# Instruction:
Skip the images. Copy the records exactly as written.
— START Provided data —
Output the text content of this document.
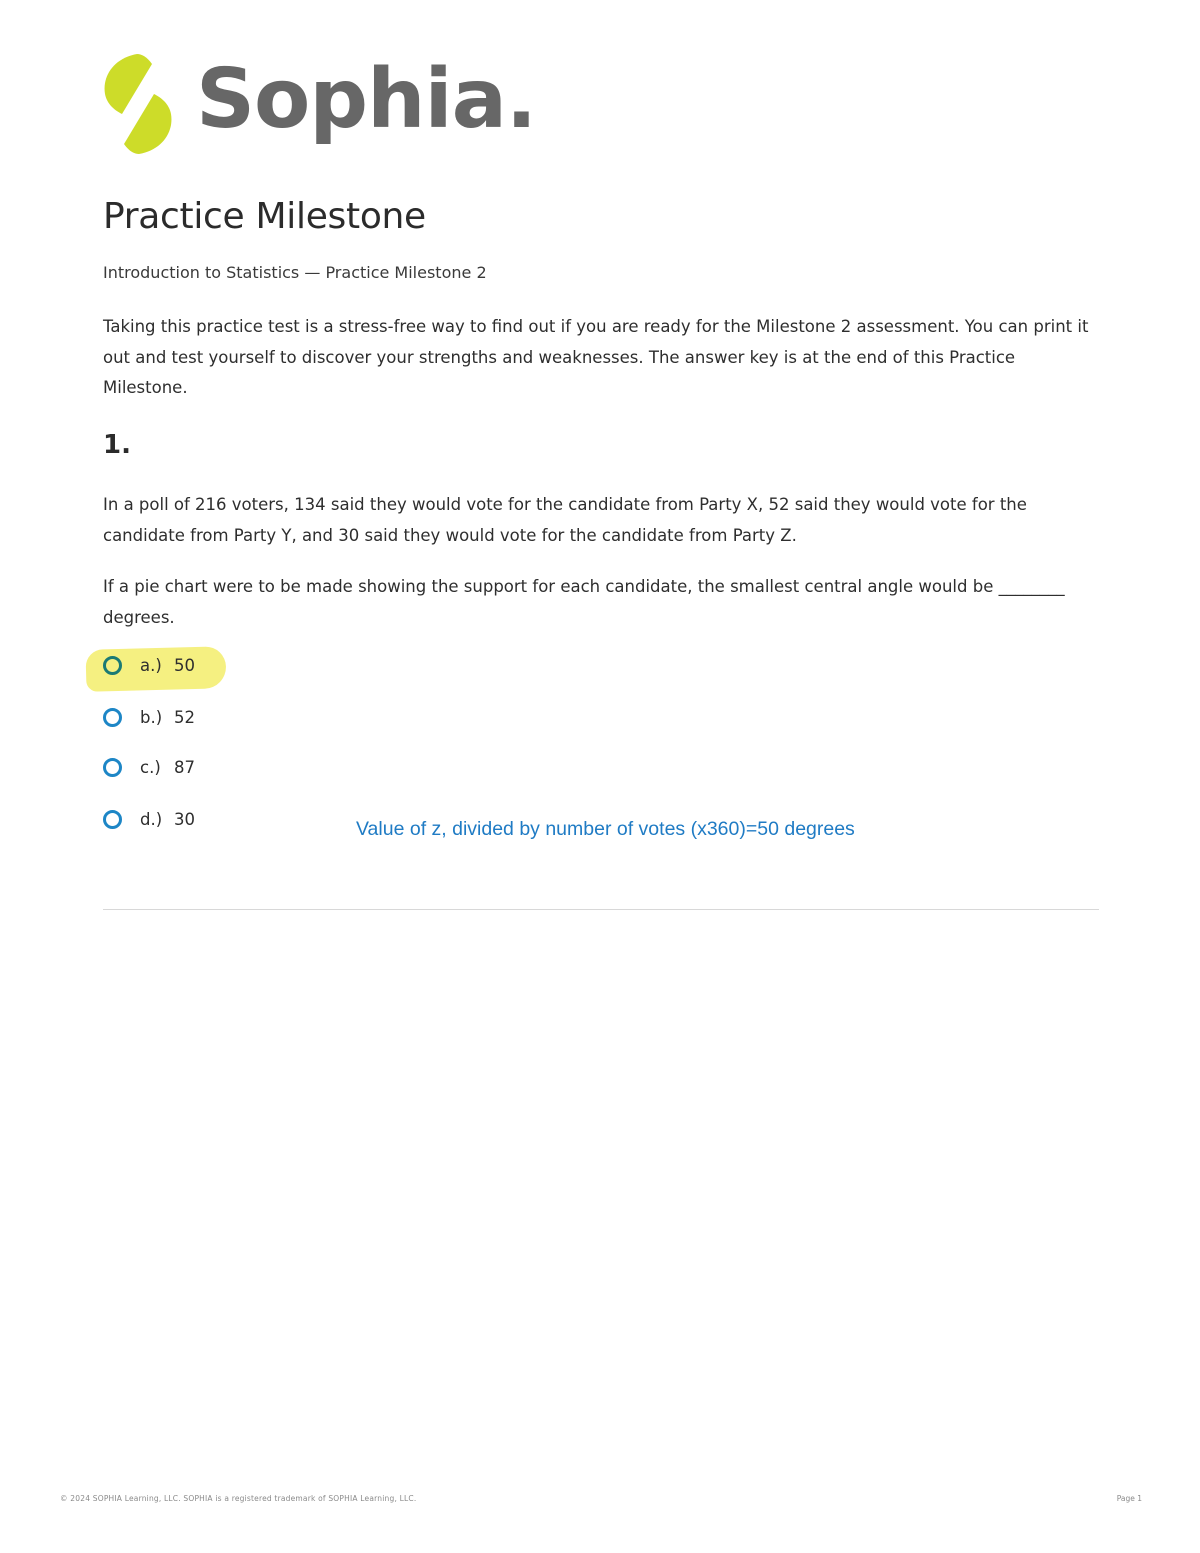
Sophia.
Practice Milestone
Introduction to Statistics — Practice Milestone 2

Taking this practice test is a stress-free way to find out if you are ready for the Milestone 2 assessment. You can print it out and test yourself to discover your strengths and weaknesses. The answer key is at the end of this Practice Milestone.

1.

In a poll of 216 voters, 134 said they would vote for the candidate from Party X, 52 said they would vote for the candidate from Party Y, and 30 said they would vote for the candidate from Party Z.

If a pie chart were to be made showing the support for each candidate, the smallest central angle would be ________ degrees.

a.) 50
b.) 52
c.) 87
d.) 30	Value of z, divided by number of votes (x360)=50 degrees
© 2024 SOPHIA Learning, LLC. SOPHIA is a registered trademark of SOPHIA Learning, LLC.	Page 1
— END Provided data —
# Result of the task:
Output the text content of this document.
Sophia.
Practice Milestone
Introduction to Statistics — Practice Milestone 2

Taking this practice test is a stress-free way to find out if you are ready for the Milestone 2 assessment. You can print it out and test yourself to discover your strengths and weaknesses. The answer key is at the end of this Practice Milestone.

1.

In a poll of 216 voters, 134 said they would vote for the candidate from Party X, 52 said they would vote for the candidate from Party Y, and 30 said they would vote for the candidate from Party Z.

If a pie chart were to be made showing the support for each candidate, the smallest central angle would be ________ degrees.

a.) 50
b.) 52
c.) 87
d.) 30	Value of z, divided by number of votes (x360)=50 degrees
© 2024 SOPHIA Learning, LLC. SOPHIA is a registered trademark of SOPHIA Learning, LLC.	Page 1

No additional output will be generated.